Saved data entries
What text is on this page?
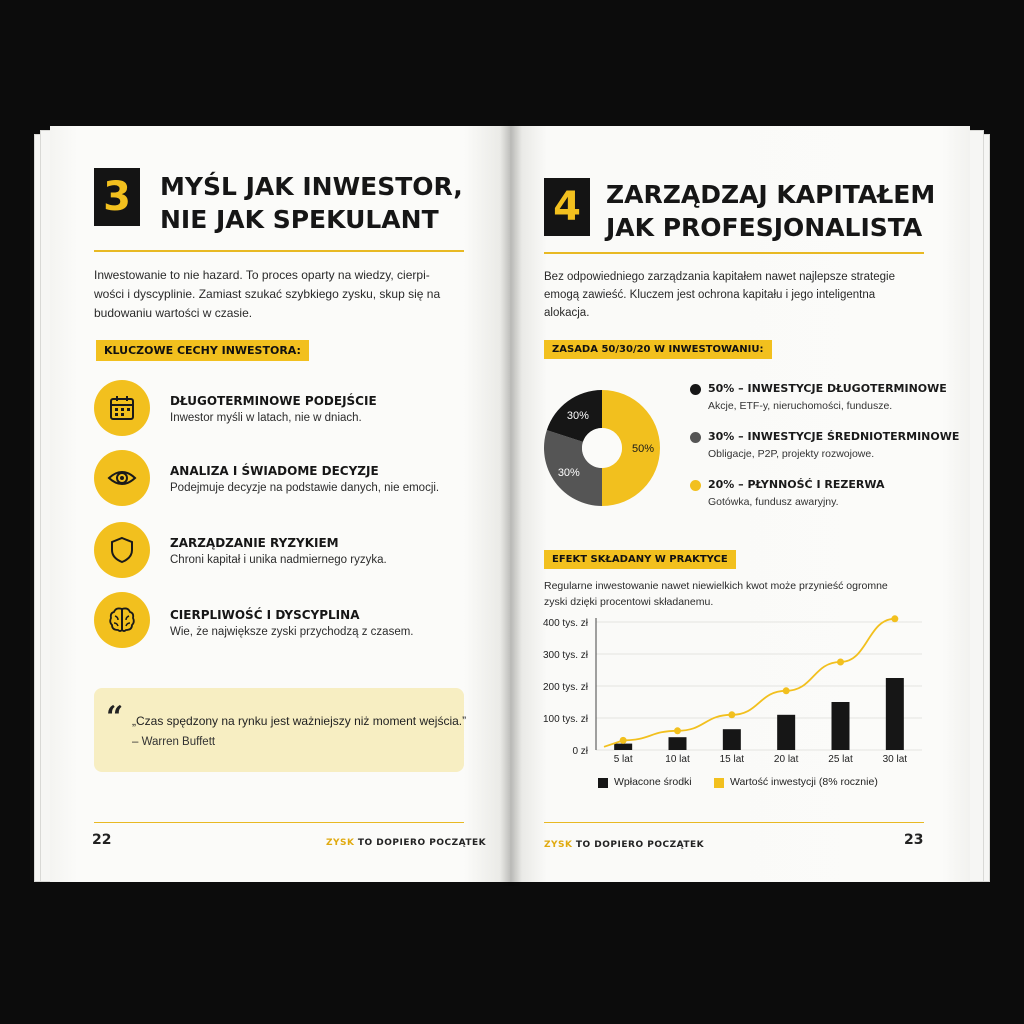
3 MYŚL JAK INWESTOR,
NIE JAK SPEKULANT
Inwestowanie to nie hazard. To proces oparty na wiedzy, cierpi-
wości i dyscyplinie. Zamiast szukać szybkiego zysku, skup się na
budowaniu wartości w czasie.
KLUCZOWE CECHY INWESTORA:
DŁUGOTERMINOWE PODEJŚCIE
Inwestor myśli w latach, nie w dniach.
ANALIZA I ŚWIADOME DECYZJE
Podejmuje decyzje na podstawie danych, nie emocji.
ZARZĄDZANIE RYZYKIEM
Chroni kapitał i unika nadmiernego ryzyka.
CIERPLIWOŚĆ I DYSCYPLINA
Wie, że największe zyski przychodzą z czasem.
“ „Czas spędzony na rynku jest ważniejszy niż moment wejścia.”
– Warren Buffett
22	ZYSK TO DOPIERO POCZĄTEK
4 ZARZĄDZAJ KAPITAŁEM
JAK PROFESJONALISTA
Bez odpowiedniego zarządzania kapitałem nawet najlepsze strategie
emogą zawieść. Kluczem jest ochrona kapitału i jego inteligentna
alokacja.
ZASADA 50/30/20 W INWESTOWANIU:
50%
30%
30%
50% – INWESTYCJE DŁUGOTERMINOWE
Akcje, ETF-y, nieruchomości, fundusze.
30% – INWESTYCJE ŚREDNIOTERMINOWE
Obligacje, P2P, projekty rozwojowe.
20% – PŁYNNOŚĆ I REZERWA
Gotówka, fundusz awaryjny.
EFEKT SKŁADANY W PRAKTYCE
Regularne inwestowanie nawet niewielkich kwot może przynieść ogromne
zyski dzięki procentowi składanemu.
0 zł
100 tys. zł
200 tys. zł
300 tys. zł
400 tys. zł
5 lat	10 lat	15 lat	20 lat	25 lat	30 lat
Wpłacone środki	Wartość inwestycji (8% rocznie)
ZYSK TO DOPIERO POCZĄTEK	23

### Objective
Identify each line in the records above containing the word "INWESTYCJE"; copy those lines.

### Answer to this problem
50% – INWESTYCJE DŁUGOTERMINOWE
30% – INWESTYCJE ŚREDNIOTERMINOWE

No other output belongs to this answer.